— WRITTEN REQUEST —
Exactly and only the lines from the one with "Extract the structured" through the end of the listing are to be transcribed, both ends included.
--- begin EXERCISE DATA ---
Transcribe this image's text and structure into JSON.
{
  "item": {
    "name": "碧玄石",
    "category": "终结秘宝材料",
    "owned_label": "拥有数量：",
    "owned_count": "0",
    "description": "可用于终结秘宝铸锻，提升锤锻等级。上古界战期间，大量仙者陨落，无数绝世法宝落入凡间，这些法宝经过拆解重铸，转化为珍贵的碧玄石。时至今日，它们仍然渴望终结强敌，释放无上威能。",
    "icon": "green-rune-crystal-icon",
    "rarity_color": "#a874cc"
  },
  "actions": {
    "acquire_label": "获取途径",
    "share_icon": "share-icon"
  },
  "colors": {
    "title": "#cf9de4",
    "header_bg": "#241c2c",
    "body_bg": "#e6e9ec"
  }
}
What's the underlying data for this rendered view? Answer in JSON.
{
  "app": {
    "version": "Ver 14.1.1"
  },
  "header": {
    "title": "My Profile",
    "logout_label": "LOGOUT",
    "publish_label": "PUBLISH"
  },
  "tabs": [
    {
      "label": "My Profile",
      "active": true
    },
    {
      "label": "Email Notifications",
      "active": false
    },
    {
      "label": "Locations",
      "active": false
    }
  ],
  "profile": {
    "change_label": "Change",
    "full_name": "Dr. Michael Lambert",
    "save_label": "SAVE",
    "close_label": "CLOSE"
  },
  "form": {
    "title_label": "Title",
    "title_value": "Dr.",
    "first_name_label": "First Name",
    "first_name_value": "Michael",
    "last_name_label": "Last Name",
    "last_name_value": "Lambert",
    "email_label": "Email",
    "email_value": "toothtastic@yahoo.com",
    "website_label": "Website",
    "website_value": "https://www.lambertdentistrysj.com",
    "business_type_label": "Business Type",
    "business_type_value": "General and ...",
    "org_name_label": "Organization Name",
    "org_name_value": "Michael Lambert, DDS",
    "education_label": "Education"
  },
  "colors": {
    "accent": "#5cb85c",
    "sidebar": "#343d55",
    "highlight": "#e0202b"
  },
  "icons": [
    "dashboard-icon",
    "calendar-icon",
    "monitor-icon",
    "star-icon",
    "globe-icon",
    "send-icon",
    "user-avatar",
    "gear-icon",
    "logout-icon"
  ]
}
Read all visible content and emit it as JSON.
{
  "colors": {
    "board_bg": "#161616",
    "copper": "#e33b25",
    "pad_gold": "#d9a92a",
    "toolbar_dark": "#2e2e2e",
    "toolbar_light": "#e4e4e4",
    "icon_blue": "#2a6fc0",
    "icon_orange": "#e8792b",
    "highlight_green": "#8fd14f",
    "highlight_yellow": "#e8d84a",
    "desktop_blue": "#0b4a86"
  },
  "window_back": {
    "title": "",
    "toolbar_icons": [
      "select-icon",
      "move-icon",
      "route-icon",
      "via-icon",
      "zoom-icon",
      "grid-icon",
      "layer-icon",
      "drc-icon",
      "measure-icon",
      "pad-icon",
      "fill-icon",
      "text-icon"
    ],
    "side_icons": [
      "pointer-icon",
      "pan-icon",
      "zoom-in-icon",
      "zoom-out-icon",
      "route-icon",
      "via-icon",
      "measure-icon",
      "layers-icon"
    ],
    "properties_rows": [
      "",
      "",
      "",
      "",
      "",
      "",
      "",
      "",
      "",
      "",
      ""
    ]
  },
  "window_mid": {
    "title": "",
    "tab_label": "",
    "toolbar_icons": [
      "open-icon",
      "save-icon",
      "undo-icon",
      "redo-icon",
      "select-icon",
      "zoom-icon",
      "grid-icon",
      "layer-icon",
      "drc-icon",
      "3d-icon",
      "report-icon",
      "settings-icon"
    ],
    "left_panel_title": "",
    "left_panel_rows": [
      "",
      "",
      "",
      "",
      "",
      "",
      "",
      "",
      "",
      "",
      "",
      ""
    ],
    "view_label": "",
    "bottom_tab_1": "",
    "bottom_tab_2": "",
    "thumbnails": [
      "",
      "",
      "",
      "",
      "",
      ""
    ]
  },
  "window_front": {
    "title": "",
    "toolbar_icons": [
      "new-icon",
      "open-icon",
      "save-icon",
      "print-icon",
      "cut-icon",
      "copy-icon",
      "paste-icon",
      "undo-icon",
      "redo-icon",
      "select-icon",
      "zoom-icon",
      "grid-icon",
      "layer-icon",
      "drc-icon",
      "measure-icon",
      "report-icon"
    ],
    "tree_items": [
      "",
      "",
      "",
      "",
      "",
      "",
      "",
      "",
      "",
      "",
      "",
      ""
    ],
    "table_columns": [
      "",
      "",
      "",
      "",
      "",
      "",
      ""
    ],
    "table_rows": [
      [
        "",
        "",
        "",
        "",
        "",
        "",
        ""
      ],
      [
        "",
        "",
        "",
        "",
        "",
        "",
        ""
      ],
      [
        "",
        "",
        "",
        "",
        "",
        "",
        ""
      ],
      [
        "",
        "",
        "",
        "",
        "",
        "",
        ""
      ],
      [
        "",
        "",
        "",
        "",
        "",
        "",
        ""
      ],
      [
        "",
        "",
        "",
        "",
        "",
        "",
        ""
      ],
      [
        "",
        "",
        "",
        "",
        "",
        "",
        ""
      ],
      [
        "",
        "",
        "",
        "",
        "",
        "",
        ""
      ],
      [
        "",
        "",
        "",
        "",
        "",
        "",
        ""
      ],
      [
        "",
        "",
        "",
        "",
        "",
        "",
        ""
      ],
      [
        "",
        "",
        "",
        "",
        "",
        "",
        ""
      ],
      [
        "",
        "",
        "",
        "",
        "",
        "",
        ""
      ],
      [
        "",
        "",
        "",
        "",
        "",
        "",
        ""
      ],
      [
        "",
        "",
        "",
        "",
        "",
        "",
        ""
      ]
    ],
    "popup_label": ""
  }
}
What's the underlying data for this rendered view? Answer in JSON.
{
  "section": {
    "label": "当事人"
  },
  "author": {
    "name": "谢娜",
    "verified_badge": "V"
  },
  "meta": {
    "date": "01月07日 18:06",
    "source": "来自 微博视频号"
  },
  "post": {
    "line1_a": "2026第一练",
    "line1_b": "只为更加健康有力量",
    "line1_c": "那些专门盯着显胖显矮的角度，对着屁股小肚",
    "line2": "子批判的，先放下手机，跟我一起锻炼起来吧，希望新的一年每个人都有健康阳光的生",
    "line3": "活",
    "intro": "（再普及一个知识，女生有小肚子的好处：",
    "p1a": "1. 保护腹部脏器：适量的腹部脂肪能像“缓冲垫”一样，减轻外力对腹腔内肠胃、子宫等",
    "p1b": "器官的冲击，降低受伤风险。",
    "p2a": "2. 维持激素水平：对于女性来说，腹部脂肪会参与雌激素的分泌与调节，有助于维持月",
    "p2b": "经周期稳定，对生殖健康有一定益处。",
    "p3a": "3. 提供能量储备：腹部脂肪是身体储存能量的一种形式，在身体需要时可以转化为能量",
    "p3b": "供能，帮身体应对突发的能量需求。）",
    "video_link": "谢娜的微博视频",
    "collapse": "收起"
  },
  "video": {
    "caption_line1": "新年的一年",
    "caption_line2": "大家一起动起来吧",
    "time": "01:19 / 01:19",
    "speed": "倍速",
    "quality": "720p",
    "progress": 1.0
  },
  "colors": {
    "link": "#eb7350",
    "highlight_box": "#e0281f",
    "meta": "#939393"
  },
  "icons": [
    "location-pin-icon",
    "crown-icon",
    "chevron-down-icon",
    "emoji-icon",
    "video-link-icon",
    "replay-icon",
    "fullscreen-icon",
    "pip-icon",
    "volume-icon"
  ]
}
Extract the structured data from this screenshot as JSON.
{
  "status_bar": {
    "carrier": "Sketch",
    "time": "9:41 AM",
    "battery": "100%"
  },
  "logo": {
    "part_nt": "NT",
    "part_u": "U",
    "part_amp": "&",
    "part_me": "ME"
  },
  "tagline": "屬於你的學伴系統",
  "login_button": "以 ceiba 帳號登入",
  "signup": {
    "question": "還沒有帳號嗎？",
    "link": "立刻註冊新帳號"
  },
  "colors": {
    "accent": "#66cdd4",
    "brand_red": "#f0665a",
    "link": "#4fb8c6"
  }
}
--- end EXERCISE DATA ---
— EXERCISE OUTPUT —
Extract the structured data from this screenshot as JSON.
{
  "status_bar": {
    "carrier": "Sketch",
    "time": "9:41 AM",
    "battery": "100%"
  },
  "logo": {
    "part_nt": "NT",
    "part_u": "U",
    "part_amp": "&",
    "part_me": "ME"
  },
  "tagline": "屬於你的學伴系統",
  "login_button": "以 ceiba 帳號登入",
  "signup": {
    "question": "還沒有帳號嗎？",
    "link": "立刻註冊新帳號"
  },
  "colors": {
    "accent": "#66cdd4",
    "brand_red": "#f0665a",
    "link": "#4fb8c6"
  }
}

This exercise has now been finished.